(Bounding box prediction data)

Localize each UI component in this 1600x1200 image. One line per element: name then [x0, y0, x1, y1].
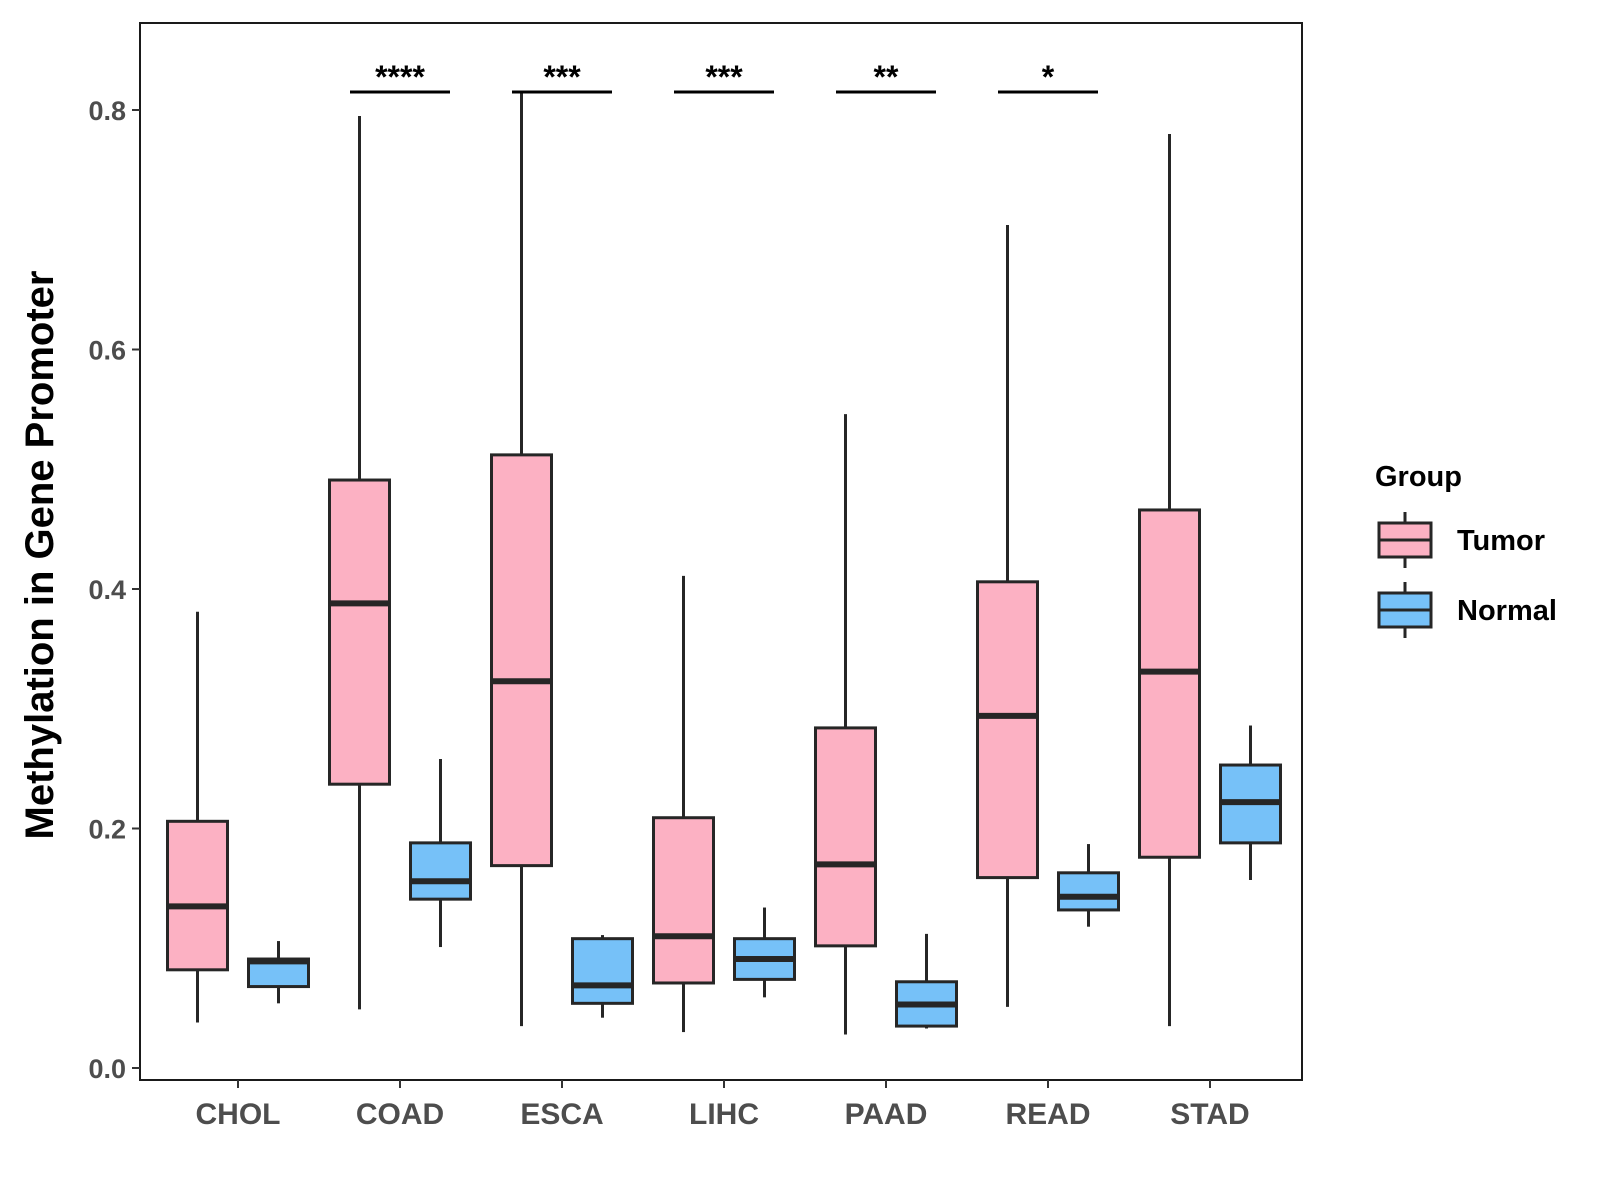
box-body: [1138, 508, 1201, 859]
y-tick-label: 0.4: [88, 575, 126, 605]
box-body: [490, 453, 553, 868]
box-tumor-lihc: [652, 575, 715, 1033]
box-tumor-coad: [328, 115, 391, 1010]
y-axis: 0.0 0.2 0.4 0.6 0.8: [88, 96, 140, 1084]
significance-annotations: **** *** *** ** *: [350, 59, 1098, 95]
box-body: [409, 841, 472, 901]
box-normal-read: [1057, 844, 1120, 927]
box-normal-paad: [895, 933, 958, 1029]
x-tick-label: LIHC: [689, 1098, 759, 1131]
x-axis: CHOL COAD ESCA LIHC PAAD READ STAD: [196, 1080, 1250, 1131]
box-tumor-esca: [490, 92, 553, 1027]
box-normal-coad: [409, 759, 472, 948]
significance-label: ****: [375, 59, 425, 95]
x-tick-label: READ: [1005, 1098, 1090, 1131]
box-tumor-chol: [166, 611, 229, 1023]
box-series: [166, 92, 1282, 1035]
box-tumor-stad: [1138, 133, 1201, 1027]
x-tick-label: COAD: [356, 1098, 444, 1131]
legend-label: Tumor: [1457, 525, 1545, 557]
box-normal-esca: [571, 935, 634, 1018]
box-tumor-paad: [814, 414, 877, 1035]
box-body: [166, 819, 229, 972]
legend-title: Group: [1375, 461, 1462, 493]
box-normal-chol: [247, 941, 310, 1004]
y-axis-label: Methylation in Gene Promoter: [18, 271, 62, 840]
y-tick-label: 0.8: [88, 96, 126, 126]
significance-label: ***: [705, 59, 743, 95]
significance-label: *: [1042, 59, 1055, 95]
legend-entry-tumor: Tumor: [1377, 512, 1545, 568]
box-body: [814, 726, 877, 948]
plot-panel: [139, 22, 1303, 1081]
x-tick-label: STAD: [1170, 1098, 1249, 1131]
legend: Group Tumor Normal: [1375, 461, 1557, 638]
x-tick-label: ESCA: [520, 1098, 603, 1131]
box-normal-stad: [1219, 725, 1282, 880]
y-tick-label: 0.2: [88, 815, 126, 845]
box-body: [976, 580, 1039, 880]
panel-border: [139, 22, 1303, 1081]
y-tick-label: 0.6: [88, 336, 126, 366]
significance-label: **: [874, 59, 899, 95]
legend-entry-normal: Normal: [1377, 582, 1557, 638]
legend-label: Normal: [1457, 595, 1557, 627]
box-body: [328, 478, 391, 786]
box-body: [571, 937, 634, 1005]
box-normal-lihc: [733, 907, 796, 998]
box-body: [1057, 871, 1120, 912]
box-body: [652, 816, 715, 985]
box-tumor-read: [976, 224, 1039, 1007]
significance-label: ***: [543, 59, 581, 95]
x-tick-label: CHOL: [196, 1098, 281, 1131]
y-tick-label: 0.0: [88, 1054, 126, 1084]
x-tick-label: PAAD: [845, 1098, 928, 1131]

--- WHAT IS NEEDED ---
Transcribe the records verbatim, excluding pictures.

--- EXERCISE RESPONSE ---
Localize each UI component in this 1600x1200 image. One line per element: name then [x0, y0, x1, y1].
box-body: [1138, 508, 1201, 859]
y-tick-label: 0.4: [88, 575, 126, 605]
box-body: [490, 453, 553, 868]
box-tumor-lihc: [652, 575, 715, 1033]
box-tumor-coad: [328, 115, 391, 1010]
y-axis: 0.0 0.2 0.4 0.6 0.8: [88, 96, 140, 1084]
significance-annotations: **** *** *** ** *: [350, 59, 1098, 95]
box-body: [409, 841, 472, 901]
box-normal-read: [1057, 844, 1120, 927]
box-normal-paad: [895, 933, 958, 1029]
x-tick-label: LIHC: [689, 1098, 759, 1131]
x-axis: CHOL COAD ESCA LIHC PAAD READ STAD: [196, 1080, 1250, 1131]
box-tumor-esca: [490, 92, 553, 1027]
box-normal-coad: [409, 759, 472, 948]
significance-label: ****: [375, 59, 425, 95]
x-tick-label: READ: [1005, 1098, 1090, 1131]
box-tumor-chol: [166, 611, 229, 1023]
box-series: [166, 92, 1282, 1035]
box-tumor-stad: [1138, 133, 1201, 1027]
x-tick-label: COAD: [356, 1098, 444, 1131]
legend-label: Tumor: [1457, 525, 1545, 557]
box-normal-esca: [571, 935, 634, 1018]
box-tumor-paad: [814, 414, 877, 1035]
box-body: [166, 819, 229, 972]
legend-title: Group: [1375, 461, 1462, 493]
box-normal-chol: [247, 941, 310, 1004]
y-axis-label: Methylation in Gene Promoter: [18, 271, 62, 840]
y-tick-label: 0.8: [88, 96, 126, 126]
significance-label: ***: [705, 59, 743, 95]
significance-label: *: [1042, 59, 1055, 95]
legend-entry-tumor: Tumor: [1377, 512, 1545, 568]
box-body: [814, 726, 877, 948]
plot-panel: [139, 22, 1303, 1081]
x-tick-label: STAD: [1170, 1098, 1249, 1131]
legend: Group Tumor Normal: [1375, 461, 1557, 638]
x-tick-label: ESCA: [520, 1098, 603, 1131]
box-normal-stad: [1219, 725, 1282, 880]
y-tick-label: 0.2: [88, 815, 126, 845]
box-body: [976, 580, 1039, 880]
panel-border: [139, 22, 1303, 1081]
y-tick-label: 0.6: [88, 336, 126, 366]
significance-label: **: [874, 59, 899, 95]
legend-entry-normal: Normal: [1377, 582, 1557, 638]
legend-label: Normal: [1457, 595, 1557, 627]
box-body: [328, 478, 391, 786]
box-body: [571, 937, 634, 1005]
box-normal-lihc: [733, 907, 796, 998]
box-body: [1057, 871, 1120, 912]
box-body: [652, 816, 715, 985]
box-tumor-read: [976, 224, 1039, 1007]
significance-label: ***: [543, 59, 581, 95]
x-tick-label: CHOL: [196, 1098, 281, 1131]
y-tick-label: 0.0: [88, 1054, 126, 1084]
x-tick-label: PAAD: [845, 1098, 928, 1131]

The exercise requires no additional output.